Work instructions:
Restate the records in their entirety, word for word.

Available records:
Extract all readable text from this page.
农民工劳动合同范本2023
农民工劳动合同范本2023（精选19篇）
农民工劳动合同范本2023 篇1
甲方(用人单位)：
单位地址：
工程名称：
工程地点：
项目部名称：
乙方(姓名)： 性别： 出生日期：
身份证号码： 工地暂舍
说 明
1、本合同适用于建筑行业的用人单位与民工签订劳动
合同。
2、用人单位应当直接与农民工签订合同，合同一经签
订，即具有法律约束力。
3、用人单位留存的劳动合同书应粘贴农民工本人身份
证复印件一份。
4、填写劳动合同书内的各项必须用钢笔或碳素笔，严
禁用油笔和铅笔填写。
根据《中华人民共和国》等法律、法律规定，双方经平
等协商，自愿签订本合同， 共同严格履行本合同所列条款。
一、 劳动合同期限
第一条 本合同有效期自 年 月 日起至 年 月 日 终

Finished exercise:
Extract all readable text from this page.
农民工劳动合同范本2023
农民工劳动合同范本2023（精选19篇）
农民工劳动合同范本2023 篇1
甲方(用人单位)：
单位地址：
工程名称：
工程地点：
项目部名称：
乙方(姓名)： 性别： 出生日期：
身份证号码： 工地暂舍
说 明
1、本合同适用于建筑行业的用人单位与民工签订劳动
合同。
2、用人单位应当直接与农民工签订合同，合同一经签
订，即具有法律约束力。
3、用人单位留存的劳动合同书应粘贴农民工本人身份
证复印件一份。
4、填写劳动合同书内的各项必须用钢笔或碳素笔，严
禁用油笔和铅笔填写。
根据《中华人民共和国》等法律、法律规定，双方经平
等协商，自愿签订本合同， 共同严格履行本合同所列条款。
一、 劳动合同期限
第一条 本合同有效期自 年 月 日起至 年 月 日 终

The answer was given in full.